((

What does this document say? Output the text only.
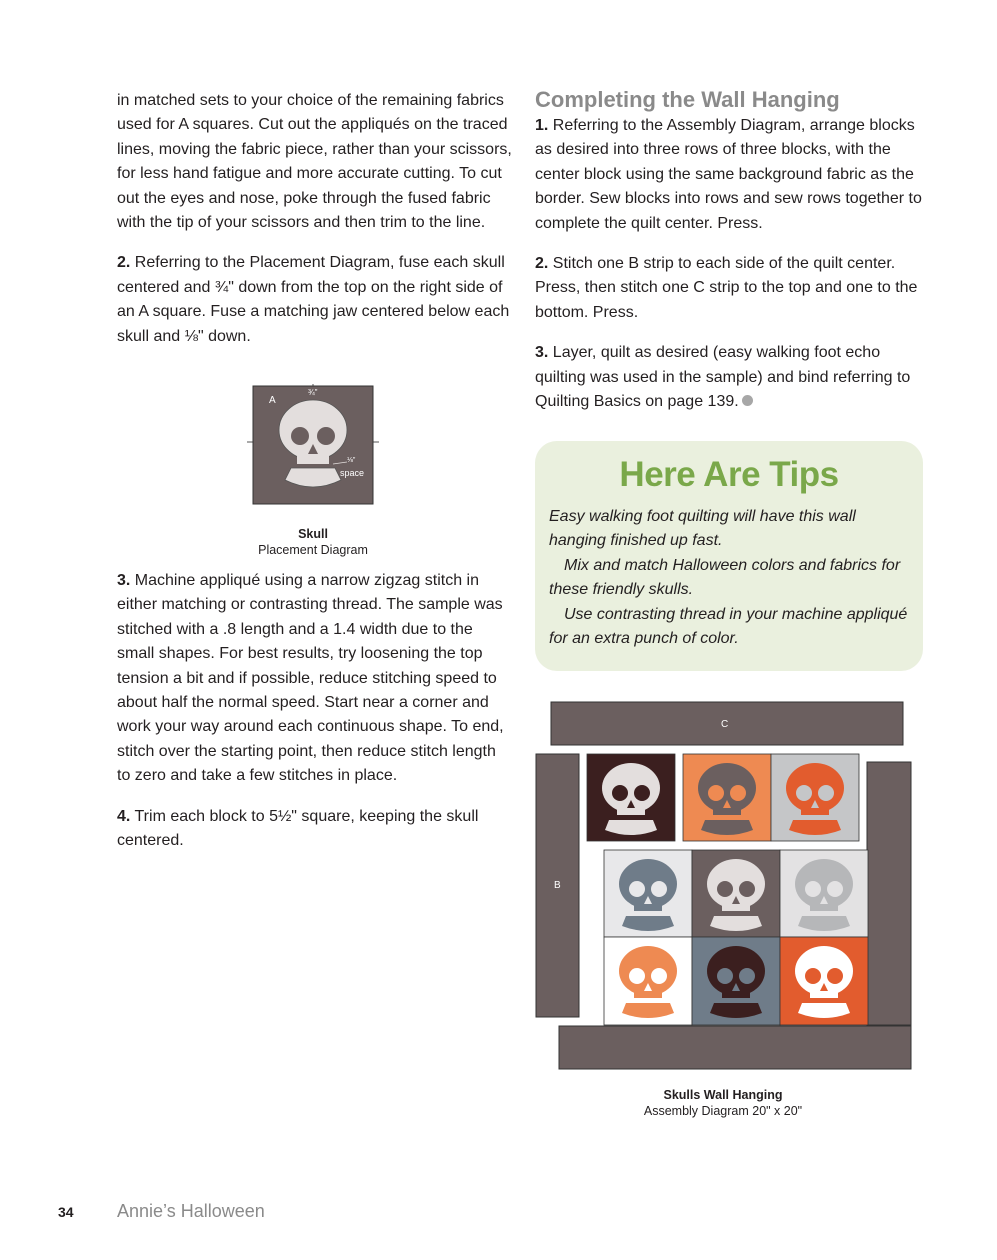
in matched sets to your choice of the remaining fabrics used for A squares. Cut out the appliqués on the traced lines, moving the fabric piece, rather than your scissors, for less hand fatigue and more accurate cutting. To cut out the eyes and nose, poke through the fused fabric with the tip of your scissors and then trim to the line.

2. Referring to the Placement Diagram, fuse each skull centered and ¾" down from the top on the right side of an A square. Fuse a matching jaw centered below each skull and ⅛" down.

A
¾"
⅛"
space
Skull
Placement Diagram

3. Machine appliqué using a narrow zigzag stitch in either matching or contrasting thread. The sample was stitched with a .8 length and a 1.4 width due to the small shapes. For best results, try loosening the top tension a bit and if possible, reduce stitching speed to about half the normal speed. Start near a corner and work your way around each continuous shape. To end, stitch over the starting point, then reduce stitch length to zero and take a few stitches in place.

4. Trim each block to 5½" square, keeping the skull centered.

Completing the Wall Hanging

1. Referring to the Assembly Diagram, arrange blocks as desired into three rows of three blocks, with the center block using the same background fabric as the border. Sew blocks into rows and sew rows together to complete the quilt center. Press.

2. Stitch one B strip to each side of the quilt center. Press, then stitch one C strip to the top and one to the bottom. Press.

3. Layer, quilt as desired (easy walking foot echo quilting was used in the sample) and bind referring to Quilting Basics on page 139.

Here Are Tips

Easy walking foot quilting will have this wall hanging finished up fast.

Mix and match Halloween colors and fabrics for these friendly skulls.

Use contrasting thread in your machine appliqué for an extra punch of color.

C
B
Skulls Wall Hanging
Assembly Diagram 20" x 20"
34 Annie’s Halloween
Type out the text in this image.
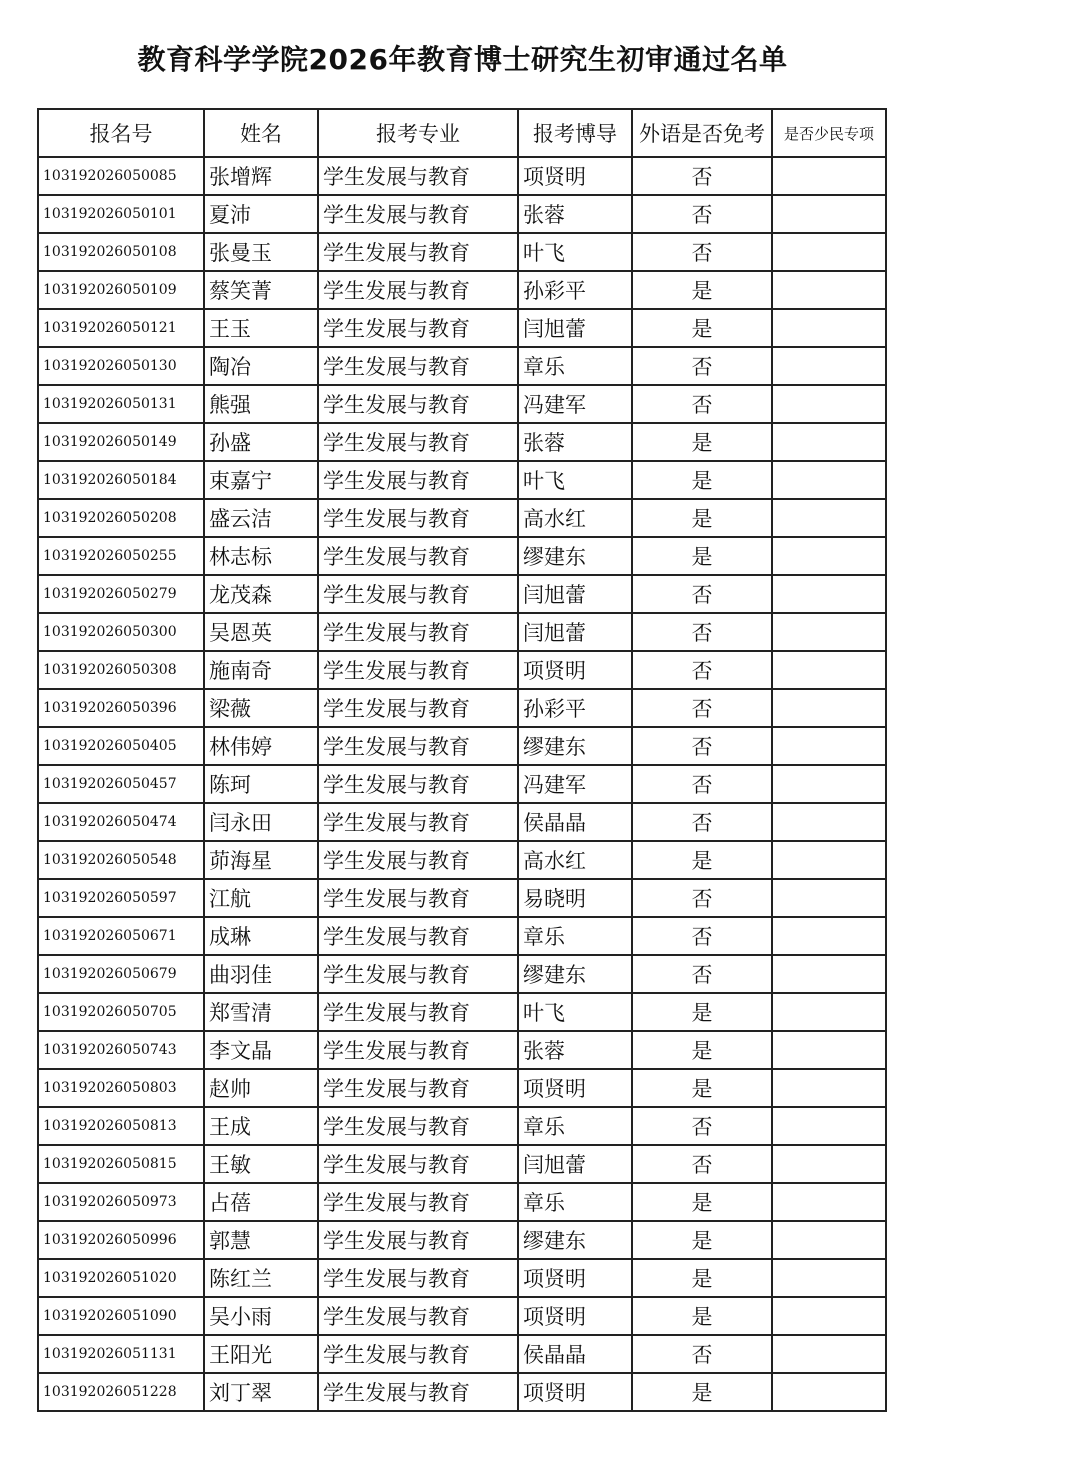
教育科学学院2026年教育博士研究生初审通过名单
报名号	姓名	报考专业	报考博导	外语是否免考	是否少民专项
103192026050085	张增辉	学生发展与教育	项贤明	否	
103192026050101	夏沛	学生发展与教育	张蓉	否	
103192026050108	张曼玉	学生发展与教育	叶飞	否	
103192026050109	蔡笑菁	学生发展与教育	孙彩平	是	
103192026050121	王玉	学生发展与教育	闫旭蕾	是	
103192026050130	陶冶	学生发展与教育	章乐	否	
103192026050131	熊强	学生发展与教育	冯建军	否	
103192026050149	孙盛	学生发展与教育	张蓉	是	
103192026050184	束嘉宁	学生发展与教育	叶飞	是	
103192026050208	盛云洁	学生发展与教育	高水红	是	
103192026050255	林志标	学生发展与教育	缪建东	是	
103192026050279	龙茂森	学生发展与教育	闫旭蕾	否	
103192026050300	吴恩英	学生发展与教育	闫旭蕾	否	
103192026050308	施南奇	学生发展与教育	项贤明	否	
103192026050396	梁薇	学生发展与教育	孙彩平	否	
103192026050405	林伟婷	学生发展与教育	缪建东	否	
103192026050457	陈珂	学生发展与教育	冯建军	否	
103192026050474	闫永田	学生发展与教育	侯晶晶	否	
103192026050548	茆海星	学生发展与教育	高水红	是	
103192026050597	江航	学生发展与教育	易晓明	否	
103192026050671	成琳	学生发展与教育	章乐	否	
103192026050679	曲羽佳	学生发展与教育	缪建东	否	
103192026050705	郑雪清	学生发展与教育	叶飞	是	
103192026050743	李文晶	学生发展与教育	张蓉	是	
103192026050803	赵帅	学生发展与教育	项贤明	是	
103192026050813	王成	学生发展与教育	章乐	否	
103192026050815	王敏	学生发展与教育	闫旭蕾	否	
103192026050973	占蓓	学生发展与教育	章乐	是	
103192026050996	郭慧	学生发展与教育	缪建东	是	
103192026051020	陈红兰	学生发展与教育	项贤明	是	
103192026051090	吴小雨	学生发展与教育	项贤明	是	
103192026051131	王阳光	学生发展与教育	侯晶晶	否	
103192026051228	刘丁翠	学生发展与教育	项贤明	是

))
((

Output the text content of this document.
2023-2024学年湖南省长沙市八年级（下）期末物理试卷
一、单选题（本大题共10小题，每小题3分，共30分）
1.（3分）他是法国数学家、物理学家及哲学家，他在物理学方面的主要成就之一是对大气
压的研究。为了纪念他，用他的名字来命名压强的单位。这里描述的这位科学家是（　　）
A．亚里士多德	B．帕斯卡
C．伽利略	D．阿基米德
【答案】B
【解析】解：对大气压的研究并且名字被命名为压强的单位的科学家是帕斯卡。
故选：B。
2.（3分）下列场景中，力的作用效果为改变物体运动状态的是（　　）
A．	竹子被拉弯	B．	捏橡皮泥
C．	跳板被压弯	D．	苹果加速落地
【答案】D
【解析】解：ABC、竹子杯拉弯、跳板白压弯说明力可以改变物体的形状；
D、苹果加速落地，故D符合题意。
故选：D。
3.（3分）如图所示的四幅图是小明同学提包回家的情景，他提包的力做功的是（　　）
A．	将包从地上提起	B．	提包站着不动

))
((

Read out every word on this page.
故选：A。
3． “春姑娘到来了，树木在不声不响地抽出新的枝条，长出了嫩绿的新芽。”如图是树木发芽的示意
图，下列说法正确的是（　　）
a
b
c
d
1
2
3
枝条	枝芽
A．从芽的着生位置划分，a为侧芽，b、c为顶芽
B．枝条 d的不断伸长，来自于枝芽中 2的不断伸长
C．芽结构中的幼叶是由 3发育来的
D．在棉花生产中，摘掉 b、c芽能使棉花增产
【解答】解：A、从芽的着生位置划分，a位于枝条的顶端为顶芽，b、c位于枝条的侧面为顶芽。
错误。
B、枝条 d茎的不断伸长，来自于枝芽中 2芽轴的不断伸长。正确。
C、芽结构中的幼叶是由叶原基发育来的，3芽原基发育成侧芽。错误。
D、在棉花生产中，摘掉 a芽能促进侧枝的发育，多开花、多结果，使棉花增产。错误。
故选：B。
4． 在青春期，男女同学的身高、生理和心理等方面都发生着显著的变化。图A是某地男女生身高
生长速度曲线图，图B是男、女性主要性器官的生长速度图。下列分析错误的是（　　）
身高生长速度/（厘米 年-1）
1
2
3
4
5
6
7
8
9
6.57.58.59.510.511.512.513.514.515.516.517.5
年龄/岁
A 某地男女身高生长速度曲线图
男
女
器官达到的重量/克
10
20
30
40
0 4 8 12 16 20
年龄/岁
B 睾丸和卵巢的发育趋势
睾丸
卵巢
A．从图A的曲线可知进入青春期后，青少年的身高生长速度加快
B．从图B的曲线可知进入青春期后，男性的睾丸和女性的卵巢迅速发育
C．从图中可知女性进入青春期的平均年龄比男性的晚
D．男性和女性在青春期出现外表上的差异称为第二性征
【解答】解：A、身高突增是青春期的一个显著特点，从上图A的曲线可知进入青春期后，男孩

))

Show the lines that mention the word "centered".

> **The result**:
2. Referring to the Placement Diagram, fuse each skull centered and ¾" down from the top on the right side of an A square. Fuse a matching jaw centered below each skull and ⅛" down.
4. Trim each block to 5½" square, keeping the skull centered.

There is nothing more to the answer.